- **Problem requirements**
Your task is to copy every line of the records below that contains "studies".

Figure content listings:
+ + +
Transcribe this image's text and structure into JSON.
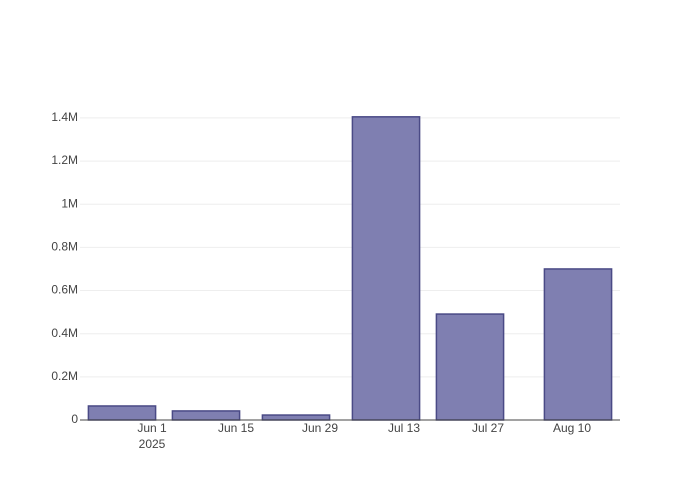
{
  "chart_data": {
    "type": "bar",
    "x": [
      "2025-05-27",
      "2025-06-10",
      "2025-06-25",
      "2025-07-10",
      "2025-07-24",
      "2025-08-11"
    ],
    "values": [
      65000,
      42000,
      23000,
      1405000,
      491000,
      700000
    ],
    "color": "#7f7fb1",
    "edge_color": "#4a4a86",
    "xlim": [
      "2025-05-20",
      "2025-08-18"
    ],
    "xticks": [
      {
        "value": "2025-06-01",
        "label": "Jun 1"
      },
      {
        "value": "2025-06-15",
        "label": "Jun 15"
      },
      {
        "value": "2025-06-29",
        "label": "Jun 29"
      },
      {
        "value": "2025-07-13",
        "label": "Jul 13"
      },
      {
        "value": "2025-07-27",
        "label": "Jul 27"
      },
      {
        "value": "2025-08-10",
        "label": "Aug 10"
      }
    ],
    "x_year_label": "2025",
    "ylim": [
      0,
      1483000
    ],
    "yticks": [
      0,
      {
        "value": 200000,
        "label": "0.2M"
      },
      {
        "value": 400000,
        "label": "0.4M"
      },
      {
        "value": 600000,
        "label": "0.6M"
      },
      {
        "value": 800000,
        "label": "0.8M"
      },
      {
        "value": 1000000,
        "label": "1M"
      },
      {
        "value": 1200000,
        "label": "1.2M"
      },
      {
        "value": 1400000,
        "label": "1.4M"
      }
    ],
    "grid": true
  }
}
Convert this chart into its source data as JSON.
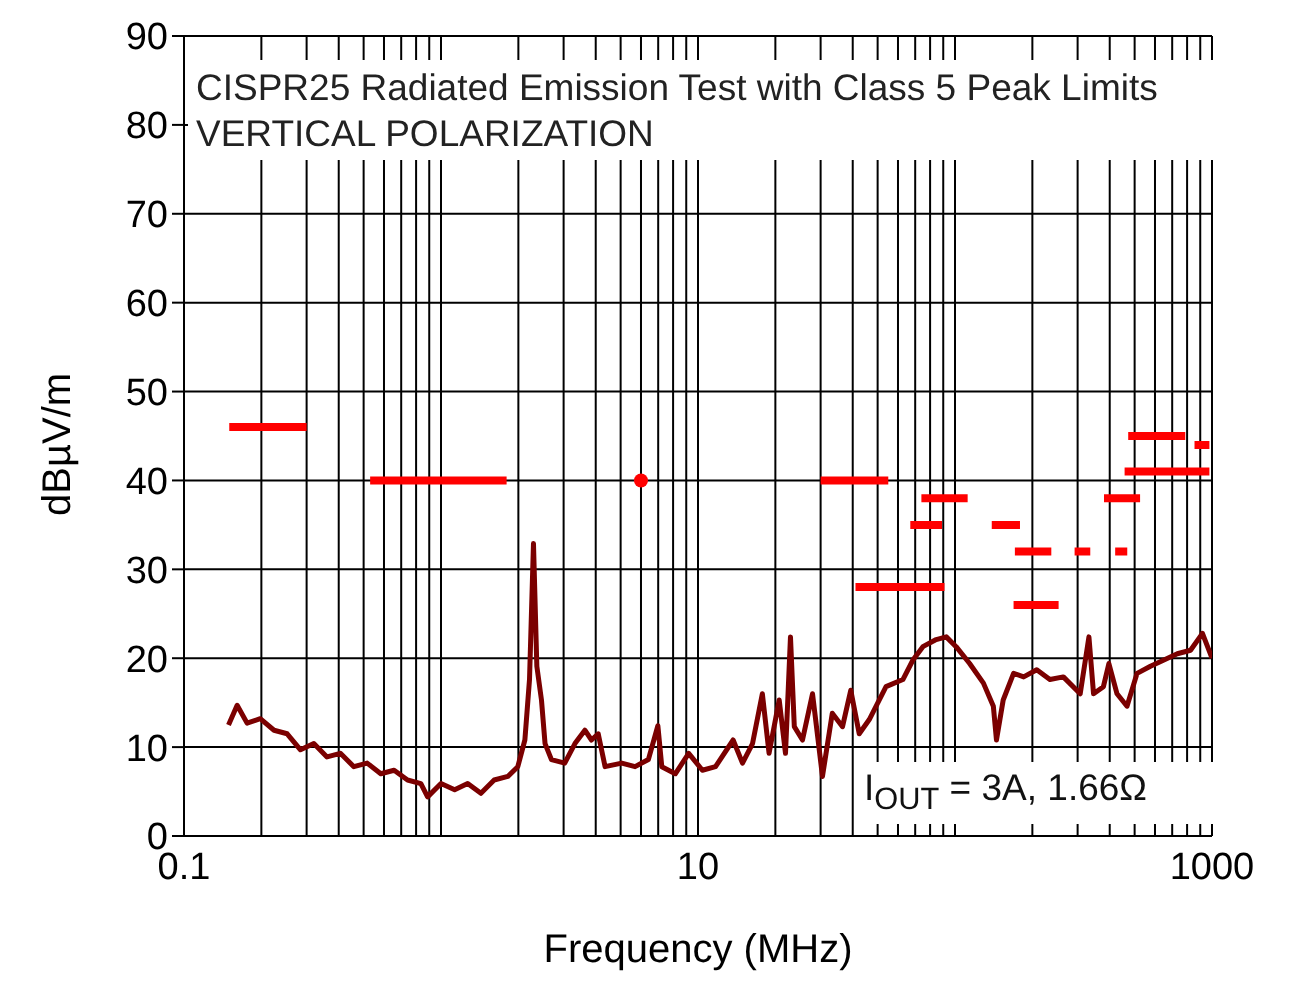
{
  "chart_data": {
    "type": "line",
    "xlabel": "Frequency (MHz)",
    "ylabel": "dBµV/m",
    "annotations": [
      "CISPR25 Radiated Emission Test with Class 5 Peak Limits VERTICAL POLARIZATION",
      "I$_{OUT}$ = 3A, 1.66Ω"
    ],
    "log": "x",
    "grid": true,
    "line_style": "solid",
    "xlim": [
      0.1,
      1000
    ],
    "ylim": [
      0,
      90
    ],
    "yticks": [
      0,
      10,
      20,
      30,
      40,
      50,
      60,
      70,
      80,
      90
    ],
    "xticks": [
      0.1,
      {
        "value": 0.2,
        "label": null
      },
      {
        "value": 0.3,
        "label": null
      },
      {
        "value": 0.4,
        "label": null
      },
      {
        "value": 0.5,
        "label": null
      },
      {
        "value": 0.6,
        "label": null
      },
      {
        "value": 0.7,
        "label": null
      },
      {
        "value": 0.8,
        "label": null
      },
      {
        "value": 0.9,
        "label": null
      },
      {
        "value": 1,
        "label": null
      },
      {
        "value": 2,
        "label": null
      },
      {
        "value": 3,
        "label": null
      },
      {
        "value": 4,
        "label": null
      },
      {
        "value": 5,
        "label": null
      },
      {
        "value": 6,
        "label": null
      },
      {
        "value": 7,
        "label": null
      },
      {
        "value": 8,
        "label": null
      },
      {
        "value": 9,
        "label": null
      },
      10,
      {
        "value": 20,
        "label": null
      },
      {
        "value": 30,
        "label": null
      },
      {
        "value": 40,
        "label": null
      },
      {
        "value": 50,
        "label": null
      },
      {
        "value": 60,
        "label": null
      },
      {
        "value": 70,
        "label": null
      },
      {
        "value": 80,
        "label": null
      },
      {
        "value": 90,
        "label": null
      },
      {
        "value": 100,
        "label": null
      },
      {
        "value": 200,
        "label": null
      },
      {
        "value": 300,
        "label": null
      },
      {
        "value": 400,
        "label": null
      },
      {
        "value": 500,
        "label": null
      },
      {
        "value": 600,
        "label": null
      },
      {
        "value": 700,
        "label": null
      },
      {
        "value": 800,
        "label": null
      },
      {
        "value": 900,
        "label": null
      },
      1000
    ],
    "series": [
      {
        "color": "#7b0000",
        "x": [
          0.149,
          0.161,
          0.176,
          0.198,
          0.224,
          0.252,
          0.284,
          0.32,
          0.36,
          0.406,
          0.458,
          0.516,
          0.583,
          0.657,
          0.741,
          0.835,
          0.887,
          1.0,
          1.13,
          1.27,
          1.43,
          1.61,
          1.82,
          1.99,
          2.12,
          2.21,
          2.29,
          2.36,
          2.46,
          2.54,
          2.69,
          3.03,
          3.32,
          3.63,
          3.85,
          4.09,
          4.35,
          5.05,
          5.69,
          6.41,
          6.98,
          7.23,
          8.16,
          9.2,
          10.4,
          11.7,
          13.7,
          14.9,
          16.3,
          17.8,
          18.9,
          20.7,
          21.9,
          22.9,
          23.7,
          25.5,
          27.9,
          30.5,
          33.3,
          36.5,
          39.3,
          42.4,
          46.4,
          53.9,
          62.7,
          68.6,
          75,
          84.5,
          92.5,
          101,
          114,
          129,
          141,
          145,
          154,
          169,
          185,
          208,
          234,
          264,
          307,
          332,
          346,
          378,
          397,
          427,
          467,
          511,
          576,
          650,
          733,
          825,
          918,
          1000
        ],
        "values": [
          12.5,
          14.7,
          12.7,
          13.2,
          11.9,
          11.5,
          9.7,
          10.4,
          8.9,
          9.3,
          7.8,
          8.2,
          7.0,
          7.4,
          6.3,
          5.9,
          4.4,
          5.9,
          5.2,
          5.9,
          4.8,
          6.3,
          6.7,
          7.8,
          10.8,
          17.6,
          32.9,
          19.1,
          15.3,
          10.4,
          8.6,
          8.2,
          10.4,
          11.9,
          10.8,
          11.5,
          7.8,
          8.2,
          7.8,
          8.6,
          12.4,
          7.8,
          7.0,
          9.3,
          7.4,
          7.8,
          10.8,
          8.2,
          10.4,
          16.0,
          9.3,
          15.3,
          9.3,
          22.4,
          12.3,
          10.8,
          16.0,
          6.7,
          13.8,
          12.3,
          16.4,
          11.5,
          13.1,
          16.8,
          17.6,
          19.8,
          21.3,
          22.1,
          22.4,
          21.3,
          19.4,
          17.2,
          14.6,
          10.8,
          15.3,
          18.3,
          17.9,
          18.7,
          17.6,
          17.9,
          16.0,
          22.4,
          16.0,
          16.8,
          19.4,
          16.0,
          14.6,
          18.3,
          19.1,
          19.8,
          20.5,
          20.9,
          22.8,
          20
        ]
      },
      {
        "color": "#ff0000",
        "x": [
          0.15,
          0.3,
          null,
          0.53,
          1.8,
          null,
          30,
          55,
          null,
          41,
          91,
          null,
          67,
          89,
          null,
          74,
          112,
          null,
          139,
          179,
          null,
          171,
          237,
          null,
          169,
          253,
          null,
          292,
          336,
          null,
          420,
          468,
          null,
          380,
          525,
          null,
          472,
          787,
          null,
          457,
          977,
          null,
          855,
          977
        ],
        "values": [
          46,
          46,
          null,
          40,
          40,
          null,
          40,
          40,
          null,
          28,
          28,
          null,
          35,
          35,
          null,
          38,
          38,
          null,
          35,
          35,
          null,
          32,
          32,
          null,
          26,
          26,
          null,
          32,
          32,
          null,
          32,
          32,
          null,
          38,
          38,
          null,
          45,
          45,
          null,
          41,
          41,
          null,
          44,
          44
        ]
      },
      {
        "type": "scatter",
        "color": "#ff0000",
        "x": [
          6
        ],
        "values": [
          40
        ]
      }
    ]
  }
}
+ + +
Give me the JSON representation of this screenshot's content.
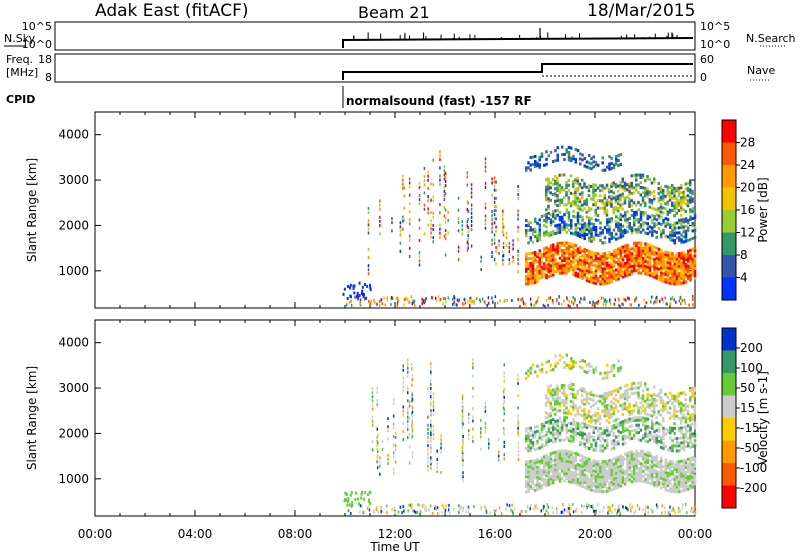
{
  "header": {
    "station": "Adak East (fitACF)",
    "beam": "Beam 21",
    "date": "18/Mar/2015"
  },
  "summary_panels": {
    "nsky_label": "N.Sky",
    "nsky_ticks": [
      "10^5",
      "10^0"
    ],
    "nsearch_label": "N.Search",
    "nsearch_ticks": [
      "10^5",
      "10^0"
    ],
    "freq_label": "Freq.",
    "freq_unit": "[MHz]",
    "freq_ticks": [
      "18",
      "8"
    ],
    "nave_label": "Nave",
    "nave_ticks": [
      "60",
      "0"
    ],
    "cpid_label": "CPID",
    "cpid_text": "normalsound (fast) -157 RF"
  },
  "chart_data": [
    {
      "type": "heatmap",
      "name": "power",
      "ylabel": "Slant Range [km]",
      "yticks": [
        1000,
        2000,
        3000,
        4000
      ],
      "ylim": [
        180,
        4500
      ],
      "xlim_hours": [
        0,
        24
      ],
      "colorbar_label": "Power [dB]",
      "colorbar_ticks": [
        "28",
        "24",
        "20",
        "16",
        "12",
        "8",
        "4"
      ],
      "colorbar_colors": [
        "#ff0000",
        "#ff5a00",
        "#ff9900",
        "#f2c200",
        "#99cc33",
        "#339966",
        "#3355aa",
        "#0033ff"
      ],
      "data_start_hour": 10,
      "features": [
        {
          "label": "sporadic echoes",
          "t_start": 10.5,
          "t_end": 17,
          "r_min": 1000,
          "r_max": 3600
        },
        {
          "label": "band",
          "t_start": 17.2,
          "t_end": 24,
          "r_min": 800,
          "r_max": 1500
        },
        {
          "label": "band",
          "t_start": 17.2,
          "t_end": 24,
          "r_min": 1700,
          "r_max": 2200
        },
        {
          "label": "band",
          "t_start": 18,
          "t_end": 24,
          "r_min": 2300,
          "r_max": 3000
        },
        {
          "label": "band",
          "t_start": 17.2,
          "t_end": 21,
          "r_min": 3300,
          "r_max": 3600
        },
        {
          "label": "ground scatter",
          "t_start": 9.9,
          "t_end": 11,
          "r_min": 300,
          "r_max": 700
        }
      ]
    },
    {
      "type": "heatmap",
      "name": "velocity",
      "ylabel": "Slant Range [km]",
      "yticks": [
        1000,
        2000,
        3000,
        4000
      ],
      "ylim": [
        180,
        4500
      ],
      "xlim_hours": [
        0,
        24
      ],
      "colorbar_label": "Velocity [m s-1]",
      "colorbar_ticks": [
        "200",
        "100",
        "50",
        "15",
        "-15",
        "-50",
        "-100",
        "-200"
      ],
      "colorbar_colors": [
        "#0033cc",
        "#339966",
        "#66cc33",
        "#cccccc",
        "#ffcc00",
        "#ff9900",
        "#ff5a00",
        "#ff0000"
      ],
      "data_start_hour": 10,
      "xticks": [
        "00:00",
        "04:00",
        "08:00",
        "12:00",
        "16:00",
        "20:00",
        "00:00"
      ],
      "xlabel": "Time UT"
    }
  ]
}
+ + +
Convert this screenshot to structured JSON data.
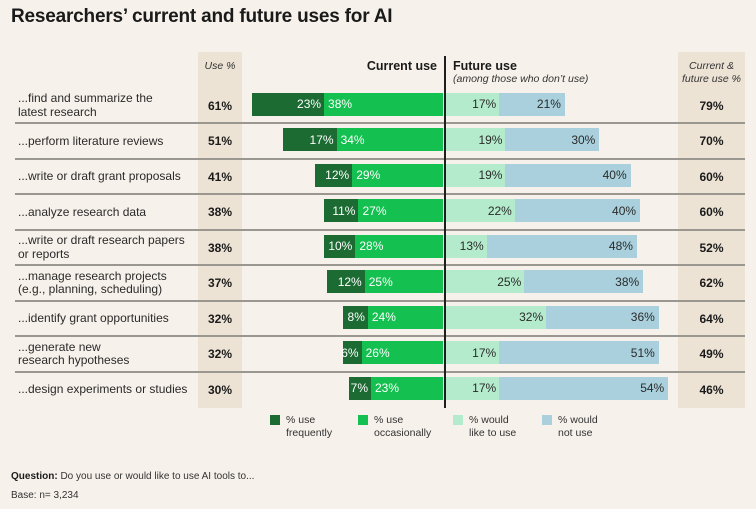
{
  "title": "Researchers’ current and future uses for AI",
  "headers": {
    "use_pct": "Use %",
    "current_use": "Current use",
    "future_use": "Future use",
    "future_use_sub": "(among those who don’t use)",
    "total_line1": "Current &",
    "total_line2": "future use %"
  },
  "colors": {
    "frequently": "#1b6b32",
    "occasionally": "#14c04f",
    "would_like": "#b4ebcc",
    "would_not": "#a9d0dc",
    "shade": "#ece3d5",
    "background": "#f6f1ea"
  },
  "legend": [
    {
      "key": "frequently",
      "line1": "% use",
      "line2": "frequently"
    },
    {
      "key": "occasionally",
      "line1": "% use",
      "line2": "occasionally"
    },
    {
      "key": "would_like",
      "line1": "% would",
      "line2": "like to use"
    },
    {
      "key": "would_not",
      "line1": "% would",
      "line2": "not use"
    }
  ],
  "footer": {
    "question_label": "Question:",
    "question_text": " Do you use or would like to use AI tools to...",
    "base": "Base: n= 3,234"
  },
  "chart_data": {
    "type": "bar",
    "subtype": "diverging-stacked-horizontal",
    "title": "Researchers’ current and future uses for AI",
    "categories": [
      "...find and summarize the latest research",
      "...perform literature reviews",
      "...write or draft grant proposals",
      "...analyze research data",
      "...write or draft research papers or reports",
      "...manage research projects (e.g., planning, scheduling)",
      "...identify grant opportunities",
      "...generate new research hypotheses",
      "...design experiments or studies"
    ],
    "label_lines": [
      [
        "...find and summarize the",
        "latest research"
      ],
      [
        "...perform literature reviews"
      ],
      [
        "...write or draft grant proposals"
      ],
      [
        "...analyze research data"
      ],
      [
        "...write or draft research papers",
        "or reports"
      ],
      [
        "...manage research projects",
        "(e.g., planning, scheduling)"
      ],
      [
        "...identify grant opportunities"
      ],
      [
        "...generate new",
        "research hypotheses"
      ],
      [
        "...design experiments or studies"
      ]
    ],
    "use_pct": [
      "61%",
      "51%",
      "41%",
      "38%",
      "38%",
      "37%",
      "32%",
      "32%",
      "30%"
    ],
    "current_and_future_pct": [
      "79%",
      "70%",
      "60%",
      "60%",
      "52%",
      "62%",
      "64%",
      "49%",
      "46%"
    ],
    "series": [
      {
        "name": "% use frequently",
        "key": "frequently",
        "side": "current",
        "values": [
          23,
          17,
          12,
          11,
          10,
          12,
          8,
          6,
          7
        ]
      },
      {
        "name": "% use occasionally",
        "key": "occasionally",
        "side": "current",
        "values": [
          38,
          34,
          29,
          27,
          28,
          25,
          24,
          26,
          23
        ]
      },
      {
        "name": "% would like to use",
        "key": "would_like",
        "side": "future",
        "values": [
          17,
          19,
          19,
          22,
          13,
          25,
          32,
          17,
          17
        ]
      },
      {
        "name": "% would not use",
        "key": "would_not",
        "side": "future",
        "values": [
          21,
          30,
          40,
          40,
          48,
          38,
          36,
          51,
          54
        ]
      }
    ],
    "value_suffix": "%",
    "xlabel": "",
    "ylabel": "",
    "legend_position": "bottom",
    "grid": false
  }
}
+ + +
- **Task output**
      "...design experiments or studies"
        "...design experiments or studies"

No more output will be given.